The task:
In the material below, find all lines with the string "زودتر" and copy them.

Entries shown:
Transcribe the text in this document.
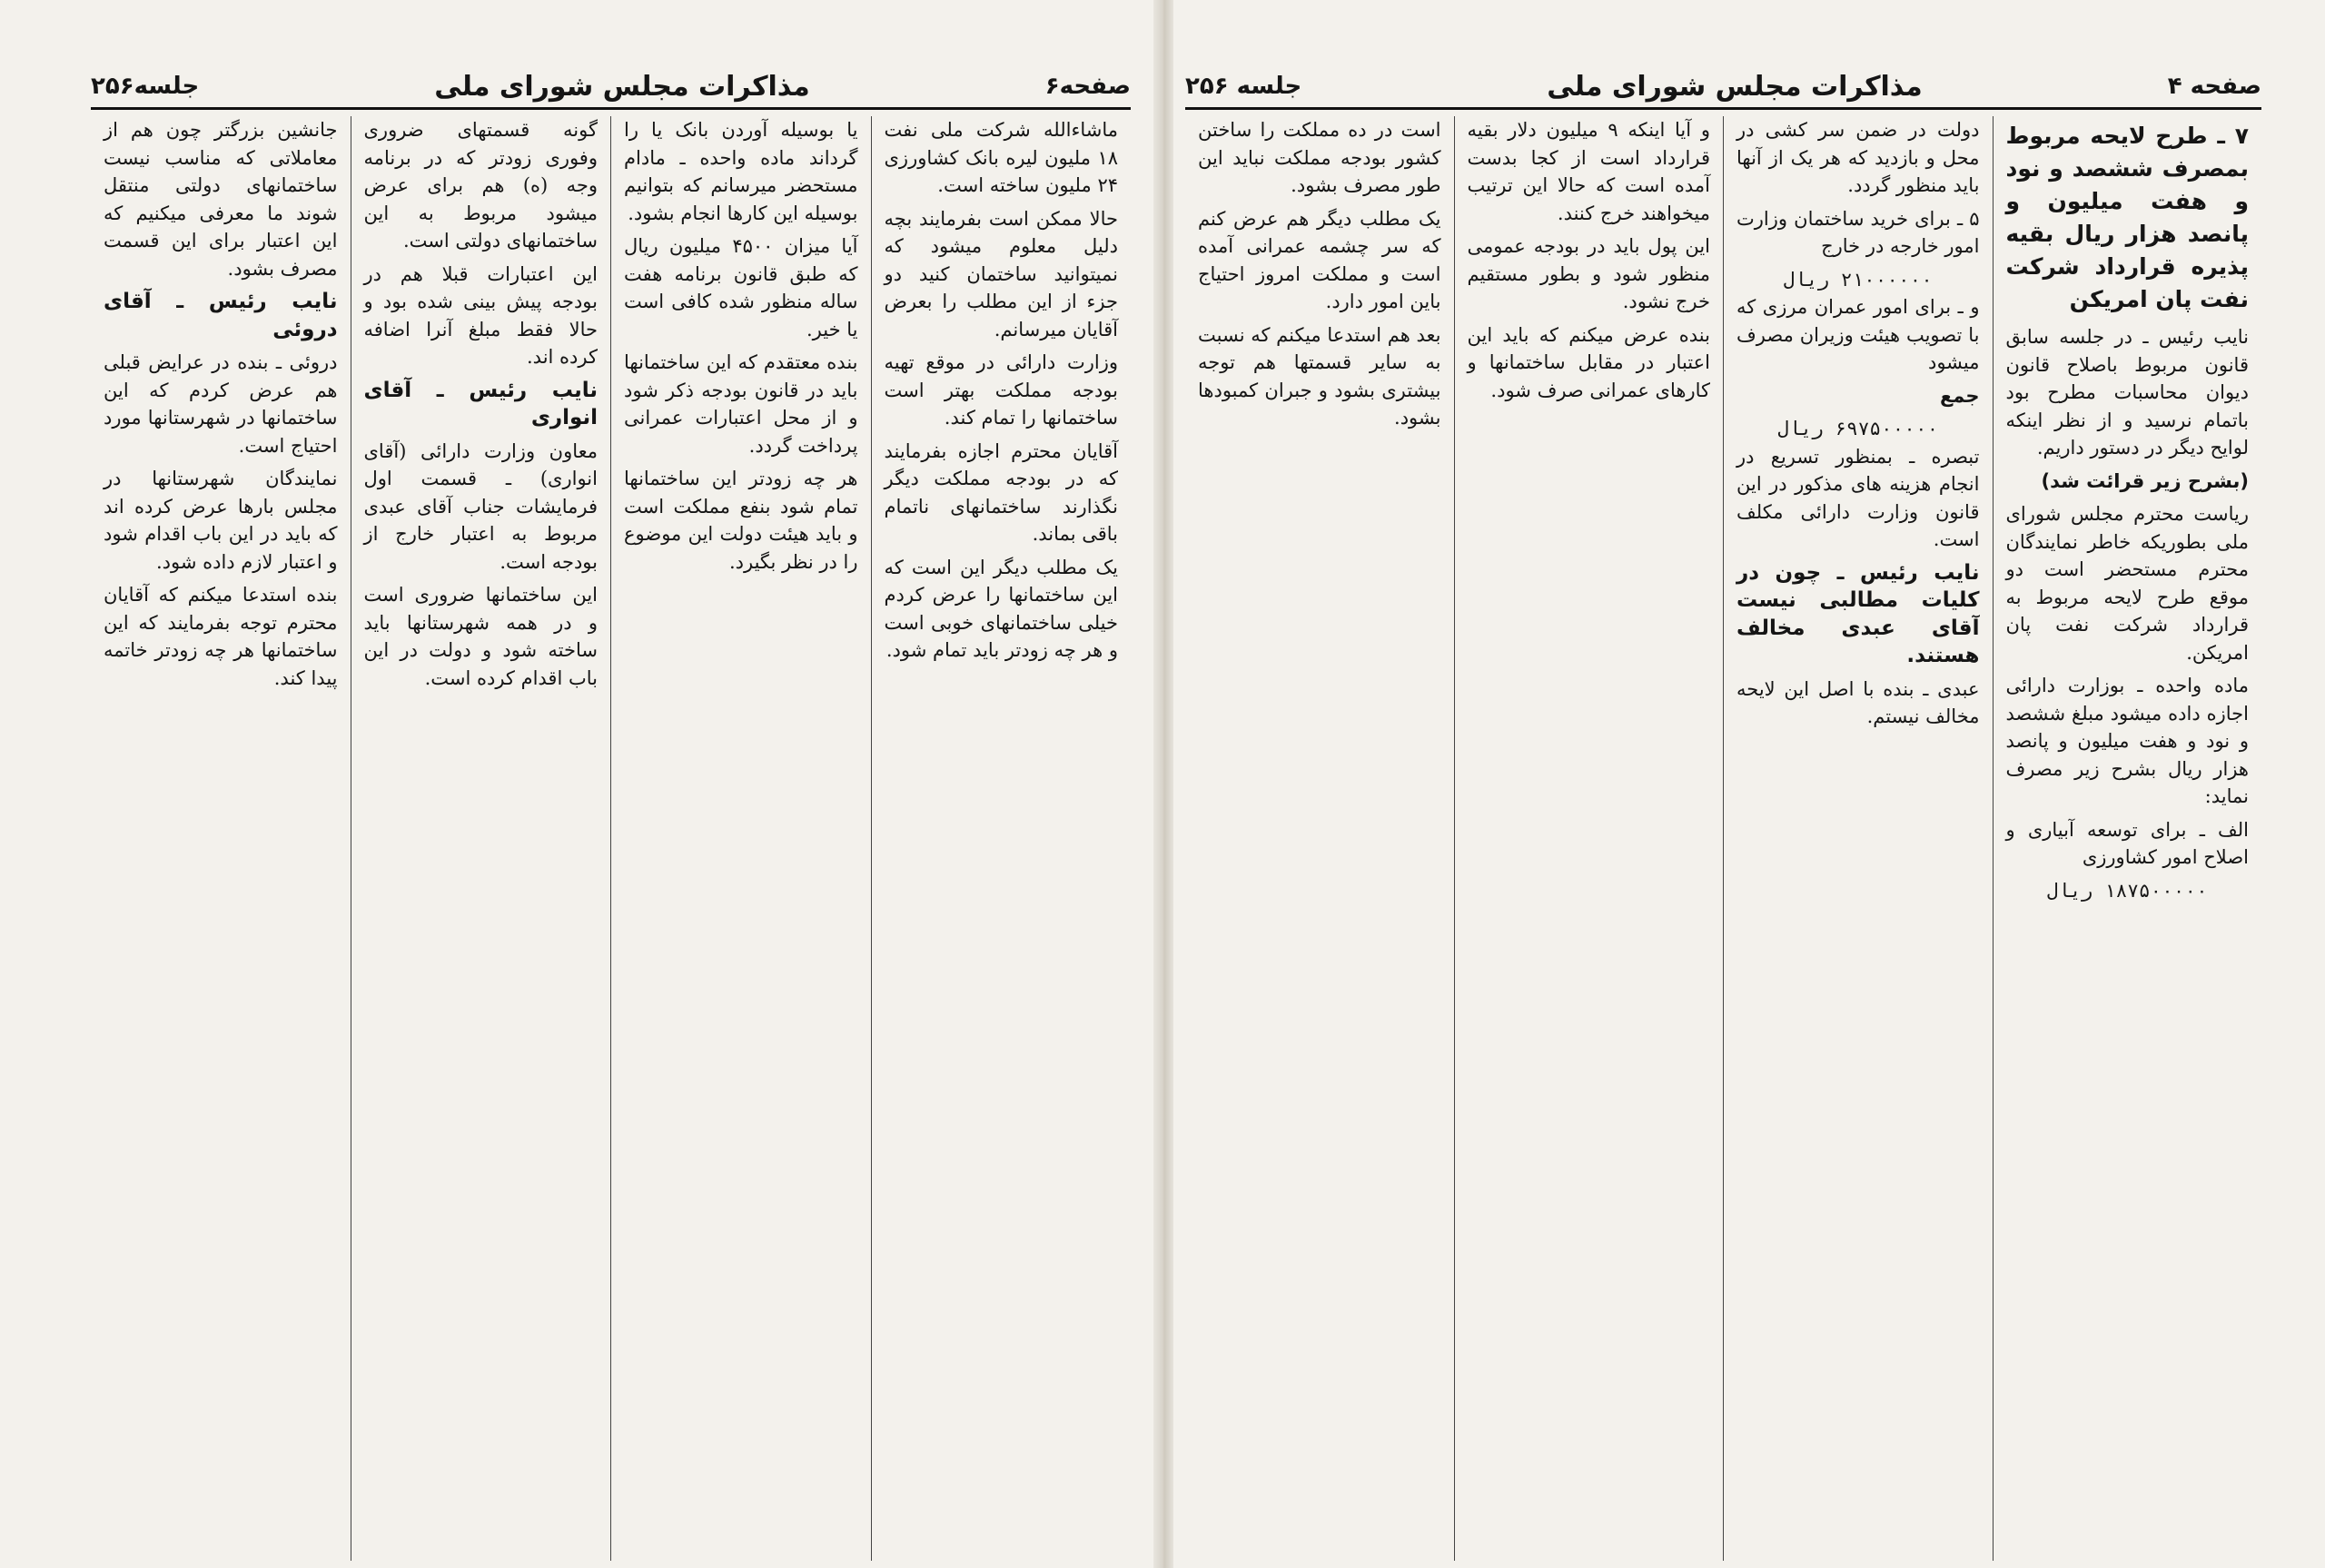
صفحه۶
مذاکرات مجلس شورای ملی
جلسه۲۵۶

ماشاءالله شرکت ملی نفت ۱۸ ملیون لیره بانک کشاورزی ۲۴ ملیون ساخته است.

حالا ممکن است بفرمایند بچه دلیل معلوم میشود که نمیتوانید ساختمان کنید دو جزء از این مطلب را بعرض آقایان میرسانم.

وزارت دارائی در موقع تهیه بودجه مملکت بهتر است ساختمانها را تمام کند.

آقایان محترم اجازه بفرمایند که در بودجه مملکت دیگر نگذارند ساختمانهای ناتمام باقی بماند.

یک مطلب دیگر این است که این ساختمانها را عرض کردم خیلی ساختمانهای خوبی است و هر چه زودتر باید تمام شود.

یا بوسیله آوردن بانک یا را گرداند ماده واحده ـ مادام مستحضر میرسانم که بتوانیم بوسیله این کارها انجام بشود.

آیا میزان ۴۵۰۰ میلیون ریال که طبق قانون برنامه هفت ساله منظور شده کافی است یا خیر.

بنده معتقدم که این ساختمانها باید در قانون بودجه ذکر شود و از محل اعتبارات عمرانی پرداخت گردد.

هر چه زودتر این ساختمانها تمام شود بنفع مملکت است و باید هیئت دولت این موضوع را در نظر بگیرد.

گونه قسمتهای ضروری وفوری زودتر که در برنامه وجه (ه) هم برای عرض میشود مربوط به این ساختمانهای دولتی است.

این اعتبارات قبلا هم در بودجه پیش بینی شده بود و حالا فقط مبلغ آنرا اضافه کرده اند.

نایب رئیس ـ آقای انواری

معاون وزارت دارائی (آقای انواری) ـ قسمت اول فرمایشات جناب آقای عبدی مربوط به اعتبار خارج از بودجه است.

این ساختمانها ضروری است و در همه شهرستانها باید ساخته شود و دولت در این باب اقدام کرده است.

جانشین بزرگتر چون هم از معاملاتی که مناسب نیست ساختمانهای دولتی منتقل شوند ما معرفی میکنیم که این اعتبار برای این قسمت مصرف بشود.

نایب رئیس ـ آقای دروئی

دروئی ـ بنده در عرایض قبلی هم عرض کردم که این ساختمانها در شهرستانها مورد احتیاج است.

نمایندگان شهرستانها در مجلس بارها عرض کرده اند که باید در این باب اقدام شود و اعتبار لازم داده شود.

بنده استدعا میکنم که آقایان محترم توجه بفرمایند که این ساختمانها هر چه زودتر خاتمه پیدا کند.

صفحه ۴
مذاکرات مجلس شورای ملی
جلسه ۲۵۶
۷ ـ طرح لایحه مربوط بمصرف ششصد و نود و هفت میلیون و پانصد هزار ریال بقیه پذیره قرارداد شرکت نفت پان امریکن

نایب رئیس ـ در جلسه سابق قانون مربوط باصلاح قانون دیوان محاسبات مطرح بود باتمام نرسید و از نظر اینکه لوایح دیگر در دستور داریم.

(بشرح زیر قرائت شد)

ریاست محترم مجلس شورای ملی بطوریکه خاطر نمایندگان محترم مستحضر است دو موقع طرح لایحه مربوط به قرارداد شرکت نفت پان امریکن.

ماده واحده ـ بوزارت دارائی اجازه داده میشود مبلغ ششصد و نود و هفت میلیون و پانصد هزار ریال بشرح زیر مصرف نماید:

الف ـ برای توسعه آبیاری و اصلاح امور کشاورزی

۱۸۷۵۰۰۰۰۰ ریال

دولت در ضمن سر کشی در محل و بازدید که هر یک از آنها باید منظور گردد.

۵ ـ برای خرید ساختمان وزارت امور خارجه در خارج

۲۱۰۰۰۰۰۰ ریال

و ـ برای امور عمران مرزی که با تصویب هیئت وزیران مصرف میشود

جمع

۶۹۷۵۰۰۰۰۰ ریال

تبصره ـ بمنظور تسریع در انجام هزینه های مذکور در این قانون وزارت دارائی مکلف است.

نایب رئیس ـ چون در کلیات مطالبی نیست آقای عبدی مخالف هستند.

عبدی ـ بنده با اصل این لایحه مخالف نیستم.

و آیا اینکه ۹ میلیون دلار بقیه قرارداد است از کجا بدست آمده است که حالا این ترتیب میخواهند خرج کنند.

این پول باید در بودجه عمومی منظور شود و بطور مستقیم خرج نشود.

بنده عرض میکنم که باید این اعتبار در مقابل ساختمانها و کارهای عمرانی صرف شود.

است در ده مملکت را ساختن کشور بودجه مملکت نباید این طور مصرف بشود.

یک مطلب دیگر هم عرض کنم که سر چشمه عمرانی آمده است و مملکت امروز احتیاج باین امور دارد.

بعد هم استدعا میکنم که نسبت به سایر قسمتها هم توجه بیشتری بشود و جبران کمبودها بشود.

Task answer:
یک مطلب دیگر این است که این ساختمانها را عرض کردم خیلی ساختمانهای خوبی است و هر چه زودتر باید تمام شود.
هر چه زودتر این ساختمانها تمام شود بنفع مملکت است و باید هیئت دولت این موضوع را در نظر بگیرد.
گونه قسمتهای ضروری وفوری زودتر که در برنامه وجه (ه) هم برای عرض میشود مربوط به این ساختمانهای دولتی است.
بنده استدعا میکنم که آقایان محترم توجه بفرمایند که این ساختمانها هر چه زودتر خاتمه پیدا کند.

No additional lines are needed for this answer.